▶ [DO THIS]:
Find how many lines in the data below include the word "Plaza", then write only that number.

▶ [SUPPLIED ENTRIES]:
Start

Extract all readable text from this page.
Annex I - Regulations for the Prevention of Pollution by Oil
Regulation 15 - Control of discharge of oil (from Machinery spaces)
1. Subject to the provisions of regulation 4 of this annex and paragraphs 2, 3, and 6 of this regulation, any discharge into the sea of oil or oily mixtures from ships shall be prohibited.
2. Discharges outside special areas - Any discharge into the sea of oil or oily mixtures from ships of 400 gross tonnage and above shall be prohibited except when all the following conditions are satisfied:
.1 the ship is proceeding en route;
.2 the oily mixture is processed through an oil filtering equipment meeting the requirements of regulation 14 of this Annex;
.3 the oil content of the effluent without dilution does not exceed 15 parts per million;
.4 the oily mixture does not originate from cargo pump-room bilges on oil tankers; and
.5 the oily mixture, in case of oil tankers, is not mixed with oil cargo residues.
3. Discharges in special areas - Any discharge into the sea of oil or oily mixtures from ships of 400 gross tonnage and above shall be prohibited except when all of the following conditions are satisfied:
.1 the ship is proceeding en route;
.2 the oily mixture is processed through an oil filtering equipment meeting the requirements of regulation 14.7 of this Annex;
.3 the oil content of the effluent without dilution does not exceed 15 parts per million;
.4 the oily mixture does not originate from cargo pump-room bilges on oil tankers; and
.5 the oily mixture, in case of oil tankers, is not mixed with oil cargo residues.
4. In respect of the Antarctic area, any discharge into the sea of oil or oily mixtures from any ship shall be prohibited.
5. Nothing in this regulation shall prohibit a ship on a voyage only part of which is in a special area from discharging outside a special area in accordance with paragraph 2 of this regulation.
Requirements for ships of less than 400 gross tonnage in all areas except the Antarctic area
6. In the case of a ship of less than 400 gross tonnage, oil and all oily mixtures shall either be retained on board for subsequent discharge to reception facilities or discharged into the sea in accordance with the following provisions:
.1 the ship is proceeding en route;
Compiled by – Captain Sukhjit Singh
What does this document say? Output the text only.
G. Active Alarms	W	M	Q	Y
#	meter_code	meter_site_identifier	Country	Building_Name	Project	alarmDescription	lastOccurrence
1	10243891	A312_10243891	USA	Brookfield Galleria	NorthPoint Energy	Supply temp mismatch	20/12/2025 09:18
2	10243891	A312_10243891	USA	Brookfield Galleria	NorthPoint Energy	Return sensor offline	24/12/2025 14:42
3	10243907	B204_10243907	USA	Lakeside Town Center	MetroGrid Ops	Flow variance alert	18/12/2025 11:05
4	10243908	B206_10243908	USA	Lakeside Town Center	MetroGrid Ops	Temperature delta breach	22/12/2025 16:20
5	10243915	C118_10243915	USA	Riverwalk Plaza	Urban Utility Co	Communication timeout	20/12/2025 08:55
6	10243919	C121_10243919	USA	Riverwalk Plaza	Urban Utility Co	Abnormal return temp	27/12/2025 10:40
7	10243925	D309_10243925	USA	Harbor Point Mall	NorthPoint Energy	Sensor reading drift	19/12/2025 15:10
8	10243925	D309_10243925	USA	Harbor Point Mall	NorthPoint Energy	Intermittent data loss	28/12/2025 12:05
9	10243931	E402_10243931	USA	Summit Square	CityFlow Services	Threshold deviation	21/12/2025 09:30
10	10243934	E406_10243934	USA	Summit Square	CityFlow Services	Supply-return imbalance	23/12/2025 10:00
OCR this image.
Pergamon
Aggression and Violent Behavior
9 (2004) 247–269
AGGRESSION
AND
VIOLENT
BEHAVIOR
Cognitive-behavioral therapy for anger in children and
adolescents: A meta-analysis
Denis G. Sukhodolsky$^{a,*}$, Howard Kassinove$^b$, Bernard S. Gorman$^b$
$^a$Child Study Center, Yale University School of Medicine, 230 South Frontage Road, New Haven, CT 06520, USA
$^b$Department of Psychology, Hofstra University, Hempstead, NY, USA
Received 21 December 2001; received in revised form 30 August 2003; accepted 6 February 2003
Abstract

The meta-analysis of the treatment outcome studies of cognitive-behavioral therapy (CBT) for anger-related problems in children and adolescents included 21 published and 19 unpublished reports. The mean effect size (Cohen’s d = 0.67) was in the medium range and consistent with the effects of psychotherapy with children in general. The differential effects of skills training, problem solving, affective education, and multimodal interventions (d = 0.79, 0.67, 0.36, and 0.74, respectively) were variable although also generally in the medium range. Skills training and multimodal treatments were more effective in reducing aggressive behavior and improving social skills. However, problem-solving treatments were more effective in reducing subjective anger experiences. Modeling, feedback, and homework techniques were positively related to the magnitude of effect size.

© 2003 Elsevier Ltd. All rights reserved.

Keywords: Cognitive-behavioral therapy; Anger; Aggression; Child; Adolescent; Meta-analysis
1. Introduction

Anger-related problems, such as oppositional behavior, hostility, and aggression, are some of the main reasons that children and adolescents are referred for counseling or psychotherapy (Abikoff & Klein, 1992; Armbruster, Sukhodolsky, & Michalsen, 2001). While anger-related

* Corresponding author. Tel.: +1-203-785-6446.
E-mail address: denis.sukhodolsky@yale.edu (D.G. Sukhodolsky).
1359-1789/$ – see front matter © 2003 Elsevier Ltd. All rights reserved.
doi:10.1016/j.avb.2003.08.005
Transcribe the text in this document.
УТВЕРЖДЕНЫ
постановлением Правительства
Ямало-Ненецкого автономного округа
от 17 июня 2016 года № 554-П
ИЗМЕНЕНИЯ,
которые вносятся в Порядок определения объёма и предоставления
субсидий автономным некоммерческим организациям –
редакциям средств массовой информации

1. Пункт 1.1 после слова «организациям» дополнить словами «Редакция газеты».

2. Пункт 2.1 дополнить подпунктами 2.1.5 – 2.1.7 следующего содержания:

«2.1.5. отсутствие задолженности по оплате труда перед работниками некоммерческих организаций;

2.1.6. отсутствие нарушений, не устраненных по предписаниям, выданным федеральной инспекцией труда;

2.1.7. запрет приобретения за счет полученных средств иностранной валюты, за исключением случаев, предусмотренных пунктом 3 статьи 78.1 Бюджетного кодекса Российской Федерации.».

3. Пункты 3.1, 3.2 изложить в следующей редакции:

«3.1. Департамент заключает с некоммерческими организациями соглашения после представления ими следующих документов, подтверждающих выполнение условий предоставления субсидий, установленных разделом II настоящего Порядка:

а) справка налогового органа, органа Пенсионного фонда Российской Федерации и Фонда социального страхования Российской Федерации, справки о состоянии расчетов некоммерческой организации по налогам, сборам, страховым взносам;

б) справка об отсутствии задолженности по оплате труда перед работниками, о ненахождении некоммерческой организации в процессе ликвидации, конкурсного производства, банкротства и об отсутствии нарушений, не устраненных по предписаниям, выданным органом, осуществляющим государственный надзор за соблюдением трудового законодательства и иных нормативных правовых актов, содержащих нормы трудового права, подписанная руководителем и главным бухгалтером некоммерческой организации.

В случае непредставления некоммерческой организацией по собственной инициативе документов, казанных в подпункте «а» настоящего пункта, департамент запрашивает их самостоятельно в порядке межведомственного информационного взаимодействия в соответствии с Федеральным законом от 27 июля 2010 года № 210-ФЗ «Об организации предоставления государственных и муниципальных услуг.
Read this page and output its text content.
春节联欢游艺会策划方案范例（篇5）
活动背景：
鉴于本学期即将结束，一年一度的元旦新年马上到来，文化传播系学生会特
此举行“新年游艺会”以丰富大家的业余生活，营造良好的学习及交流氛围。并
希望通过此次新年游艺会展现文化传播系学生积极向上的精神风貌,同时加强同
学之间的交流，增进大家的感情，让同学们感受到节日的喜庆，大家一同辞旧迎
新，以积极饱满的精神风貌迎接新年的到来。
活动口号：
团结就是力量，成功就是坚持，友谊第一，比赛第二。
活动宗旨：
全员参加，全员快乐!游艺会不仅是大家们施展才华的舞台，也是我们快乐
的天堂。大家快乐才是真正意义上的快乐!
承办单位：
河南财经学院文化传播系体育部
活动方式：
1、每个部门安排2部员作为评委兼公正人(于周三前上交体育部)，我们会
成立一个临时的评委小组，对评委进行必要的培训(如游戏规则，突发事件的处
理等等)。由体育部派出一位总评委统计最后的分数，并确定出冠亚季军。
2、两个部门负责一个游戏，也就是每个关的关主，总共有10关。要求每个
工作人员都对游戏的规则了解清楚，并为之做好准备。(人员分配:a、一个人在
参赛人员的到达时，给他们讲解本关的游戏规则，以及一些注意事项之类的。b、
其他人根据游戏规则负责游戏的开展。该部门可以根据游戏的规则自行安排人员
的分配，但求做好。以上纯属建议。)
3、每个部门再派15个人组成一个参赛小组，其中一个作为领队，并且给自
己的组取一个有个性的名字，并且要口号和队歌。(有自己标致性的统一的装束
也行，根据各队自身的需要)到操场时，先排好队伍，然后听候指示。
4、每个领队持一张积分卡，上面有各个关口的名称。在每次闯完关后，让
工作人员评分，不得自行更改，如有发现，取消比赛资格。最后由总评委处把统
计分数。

End

▶ [RESULT]:
2